-- Begin --

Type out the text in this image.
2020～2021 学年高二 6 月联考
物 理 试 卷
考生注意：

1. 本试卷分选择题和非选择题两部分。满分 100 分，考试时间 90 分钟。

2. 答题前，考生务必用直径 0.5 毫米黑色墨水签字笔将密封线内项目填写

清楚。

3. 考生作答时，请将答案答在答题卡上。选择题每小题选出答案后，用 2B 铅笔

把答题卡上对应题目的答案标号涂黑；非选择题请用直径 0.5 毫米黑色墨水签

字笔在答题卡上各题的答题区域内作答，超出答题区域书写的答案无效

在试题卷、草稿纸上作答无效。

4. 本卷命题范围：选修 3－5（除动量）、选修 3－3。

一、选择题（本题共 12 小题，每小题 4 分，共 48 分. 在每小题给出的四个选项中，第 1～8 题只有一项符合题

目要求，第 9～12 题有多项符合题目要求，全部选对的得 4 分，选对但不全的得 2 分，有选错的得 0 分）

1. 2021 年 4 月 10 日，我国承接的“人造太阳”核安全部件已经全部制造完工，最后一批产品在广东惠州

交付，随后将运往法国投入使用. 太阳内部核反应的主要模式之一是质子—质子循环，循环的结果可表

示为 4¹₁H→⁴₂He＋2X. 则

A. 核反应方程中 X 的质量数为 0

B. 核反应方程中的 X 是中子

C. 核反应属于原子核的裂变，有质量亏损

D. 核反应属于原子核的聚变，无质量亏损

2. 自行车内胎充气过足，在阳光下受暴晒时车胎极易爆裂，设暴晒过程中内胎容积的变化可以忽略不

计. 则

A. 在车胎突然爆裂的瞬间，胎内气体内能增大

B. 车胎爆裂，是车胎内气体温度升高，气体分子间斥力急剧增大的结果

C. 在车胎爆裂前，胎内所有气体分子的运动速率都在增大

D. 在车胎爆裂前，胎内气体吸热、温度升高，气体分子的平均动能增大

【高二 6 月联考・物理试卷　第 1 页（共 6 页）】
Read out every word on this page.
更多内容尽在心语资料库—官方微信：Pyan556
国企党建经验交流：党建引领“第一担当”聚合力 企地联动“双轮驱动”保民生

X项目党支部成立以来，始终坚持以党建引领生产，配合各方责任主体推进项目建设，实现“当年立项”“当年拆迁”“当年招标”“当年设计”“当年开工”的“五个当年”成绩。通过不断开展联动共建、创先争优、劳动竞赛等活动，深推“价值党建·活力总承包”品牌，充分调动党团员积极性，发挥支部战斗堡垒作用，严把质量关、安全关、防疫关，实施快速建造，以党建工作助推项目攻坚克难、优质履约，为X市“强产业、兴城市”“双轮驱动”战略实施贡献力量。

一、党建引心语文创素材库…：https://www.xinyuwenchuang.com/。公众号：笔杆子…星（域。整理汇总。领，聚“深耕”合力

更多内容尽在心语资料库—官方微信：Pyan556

-- End --

* TASK TO COMPLETE *
Using the material above, print every entry exactly as written.

* SOLVED EXERCISE *
Type out the text in this image.
2020～2021 学年高二 6 月联考
物 理 试 卷
考生注意：

1. 本试卷分选择题和非选择题两部分。满分 100 分，考试时间 90 分钟。

2. 答题前，考生务必用直径 0.5 毫米黑色墨水签字笔将密封线内项目填写

清楚。

3. 考生作答时，请将答案答在答题卡上。选择题每小题选出答案后，用 2B 铅笔

把答题卡上对应题目的答案标号涂黑；非选择题请用直径 0.5 毫米黑色墨水签

字笔在答题卡上各题的答题区域内作答，超出答题区域书写的答案无效

在试题卷、草稿纸上作答无效。

4. 本卷命题范围：选修 3－5（除动量）、选修 3－3。

一、选择题（本题共 12 小题，每小题 4 分，共 48 分. 在每小题给出的四个选项中，第 1～8 题只有一项符合题

目要求，第 9～12 题有多项符合题目要求，全部选对的得 4 分，选对但不全的得 2 分，有选错的得 0 分）

1. 2021 年 4 月 10 日，我国承接的“人造太阳”核安全部件已经全部制造完工，最后一批产品在广东惠州

交付，随后将运往法国投入使用. 太阳内部核反应的主要模式之一是质子—质子循环，循环的结果可表

示为 4¹₁H→⁴₂He＋2X. 则

A. 核反应方程中 X 的质量数为 0

B. 核反应方程中的 X 是中子

C. 核反应属于原子核的裂变，有质量亏损

D. 核反应属于原子核的聚变，无质量亏损

2. 自行车内胎充气过足，在阳光下受暴晒时车胎极易爆裂，设暴晒过程中内胎容积的变化可以忽略不

计. 则

A. 在车胎突然爆裂的瞬间，胎内气体内能增大

B. 车胎爆裂，是车胎内气体温度升高，气体分子间斥力急剧增大的结果

C. 在车胎爆裂前，胎内所有气体分子的运动速率都在增大

D. 在车胎爆裂前，胎内气体吸热、温度升高，气体分子的平均动能增大

【高二 6 月联考・物理试卷　第 1 页（共 6 页）】
Read out every word on this page.
更多内容尽在心语资料库—官方微信：Pyan556
国企党建经验交流：党建引领“第一担当”聚合力 企地联动“双轮驱动”保民生

X项目党支部成立以来，始终坚持以党建引领生产，配合各方责任主体推进项目建设，实现“当年立项”“当年拆迁”“当年招标”“当年设计”“当年开工”的“五个当年”成绩。通过不断开展联动共建、创先争优、劳动竞赛等活动，深推“价值党建·活力总承包”品牌，充分调动党团员积极性，发挥支部战斗堡垒作用，严把质量关、安全关、防疫关，实施快速建造，以党建工作助推项目攻坚克难、优质履约，为X市“强产业、兴城市”“双轮驱动”战略实施贡献力量。

一、党建引心语文创素材库…：https://www.xinyuwenchuang.com/。公众号：笔杆子…星（域。整理汇总。领，聚“深耕”合力

更多内容尽在心语资料库—官方微信：Pyan556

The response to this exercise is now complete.